• Extracted information:
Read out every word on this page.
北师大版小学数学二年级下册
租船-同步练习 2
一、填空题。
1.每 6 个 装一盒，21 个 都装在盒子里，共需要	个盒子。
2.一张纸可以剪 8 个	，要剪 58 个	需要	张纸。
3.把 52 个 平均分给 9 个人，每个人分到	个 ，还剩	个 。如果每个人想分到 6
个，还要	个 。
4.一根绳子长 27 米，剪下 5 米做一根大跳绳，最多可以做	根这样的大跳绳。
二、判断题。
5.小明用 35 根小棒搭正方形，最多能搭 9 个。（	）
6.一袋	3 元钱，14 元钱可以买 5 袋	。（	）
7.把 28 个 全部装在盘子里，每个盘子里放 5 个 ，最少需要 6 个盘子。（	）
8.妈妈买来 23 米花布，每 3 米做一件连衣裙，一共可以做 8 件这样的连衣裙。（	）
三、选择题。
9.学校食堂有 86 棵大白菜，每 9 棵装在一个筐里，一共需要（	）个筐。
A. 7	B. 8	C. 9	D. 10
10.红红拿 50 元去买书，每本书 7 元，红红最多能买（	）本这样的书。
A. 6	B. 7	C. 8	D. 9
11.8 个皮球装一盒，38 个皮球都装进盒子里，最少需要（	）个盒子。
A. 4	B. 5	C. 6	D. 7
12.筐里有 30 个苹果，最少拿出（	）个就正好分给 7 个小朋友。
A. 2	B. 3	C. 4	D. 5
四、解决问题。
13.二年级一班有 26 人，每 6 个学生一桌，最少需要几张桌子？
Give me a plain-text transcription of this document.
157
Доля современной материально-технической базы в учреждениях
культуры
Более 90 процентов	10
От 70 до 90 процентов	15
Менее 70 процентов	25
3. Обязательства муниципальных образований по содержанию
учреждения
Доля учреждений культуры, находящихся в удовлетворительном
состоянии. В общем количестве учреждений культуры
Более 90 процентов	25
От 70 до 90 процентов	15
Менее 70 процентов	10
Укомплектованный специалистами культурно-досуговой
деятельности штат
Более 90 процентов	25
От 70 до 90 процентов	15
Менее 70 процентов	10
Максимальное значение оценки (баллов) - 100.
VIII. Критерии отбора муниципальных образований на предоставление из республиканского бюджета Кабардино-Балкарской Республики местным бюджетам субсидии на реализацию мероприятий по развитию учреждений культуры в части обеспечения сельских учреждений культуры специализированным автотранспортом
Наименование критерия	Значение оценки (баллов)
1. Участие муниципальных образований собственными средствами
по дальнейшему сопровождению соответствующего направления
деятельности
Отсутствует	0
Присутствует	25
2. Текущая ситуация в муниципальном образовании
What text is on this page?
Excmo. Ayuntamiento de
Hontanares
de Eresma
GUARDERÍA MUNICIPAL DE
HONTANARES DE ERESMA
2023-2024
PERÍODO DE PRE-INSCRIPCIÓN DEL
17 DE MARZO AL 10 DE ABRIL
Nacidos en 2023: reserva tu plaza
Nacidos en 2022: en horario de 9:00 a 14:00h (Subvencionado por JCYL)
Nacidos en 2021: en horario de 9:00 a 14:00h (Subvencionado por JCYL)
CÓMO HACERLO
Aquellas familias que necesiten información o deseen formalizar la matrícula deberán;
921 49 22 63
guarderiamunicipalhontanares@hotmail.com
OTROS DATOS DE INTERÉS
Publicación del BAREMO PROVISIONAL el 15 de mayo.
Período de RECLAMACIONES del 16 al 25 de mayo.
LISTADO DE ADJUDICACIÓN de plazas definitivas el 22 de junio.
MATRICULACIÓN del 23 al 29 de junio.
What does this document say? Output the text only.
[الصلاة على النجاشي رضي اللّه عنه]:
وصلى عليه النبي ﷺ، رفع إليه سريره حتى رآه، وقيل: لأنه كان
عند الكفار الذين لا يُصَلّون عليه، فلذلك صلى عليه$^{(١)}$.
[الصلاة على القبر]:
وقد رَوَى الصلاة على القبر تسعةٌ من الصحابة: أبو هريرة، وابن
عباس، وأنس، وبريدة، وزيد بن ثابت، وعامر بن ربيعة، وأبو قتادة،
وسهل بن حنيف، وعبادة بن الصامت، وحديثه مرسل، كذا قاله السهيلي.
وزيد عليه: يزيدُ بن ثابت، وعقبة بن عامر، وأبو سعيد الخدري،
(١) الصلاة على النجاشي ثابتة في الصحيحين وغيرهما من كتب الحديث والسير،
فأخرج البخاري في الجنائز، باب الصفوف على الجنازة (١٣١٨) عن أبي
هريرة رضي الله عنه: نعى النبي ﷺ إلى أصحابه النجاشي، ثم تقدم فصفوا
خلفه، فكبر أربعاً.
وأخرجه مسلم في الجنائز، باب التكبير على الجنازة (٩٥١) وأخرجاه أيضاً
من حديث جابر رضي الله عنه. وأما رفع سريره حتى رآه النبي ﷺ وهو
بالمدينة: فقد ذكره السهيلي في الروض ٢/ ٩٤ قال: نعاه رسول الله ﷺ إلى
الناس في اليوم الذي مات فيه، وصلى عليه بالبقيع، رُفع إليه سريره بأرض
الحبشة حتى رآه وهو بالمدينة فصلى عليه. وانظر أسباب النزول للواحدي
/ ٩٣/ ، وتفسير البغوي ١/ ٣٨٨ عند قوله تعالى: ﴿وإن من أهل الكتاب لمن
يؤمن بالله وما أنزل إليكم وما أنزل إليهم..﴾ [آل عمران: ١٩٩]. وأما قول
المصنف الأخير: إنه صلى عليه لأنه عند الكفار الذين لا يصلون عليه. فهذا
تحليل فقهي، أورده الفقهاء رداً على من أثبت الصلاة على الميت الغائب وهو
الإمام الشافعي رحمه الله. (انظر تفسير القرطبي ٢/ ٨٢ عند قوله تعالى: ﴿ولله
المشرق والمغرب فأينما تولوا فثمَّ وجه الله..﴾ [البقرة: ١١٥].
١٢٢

• Task goal: Pull every line containing "page" from the data.

• Result of the task:
Read out every word on this page.
What text is on this page?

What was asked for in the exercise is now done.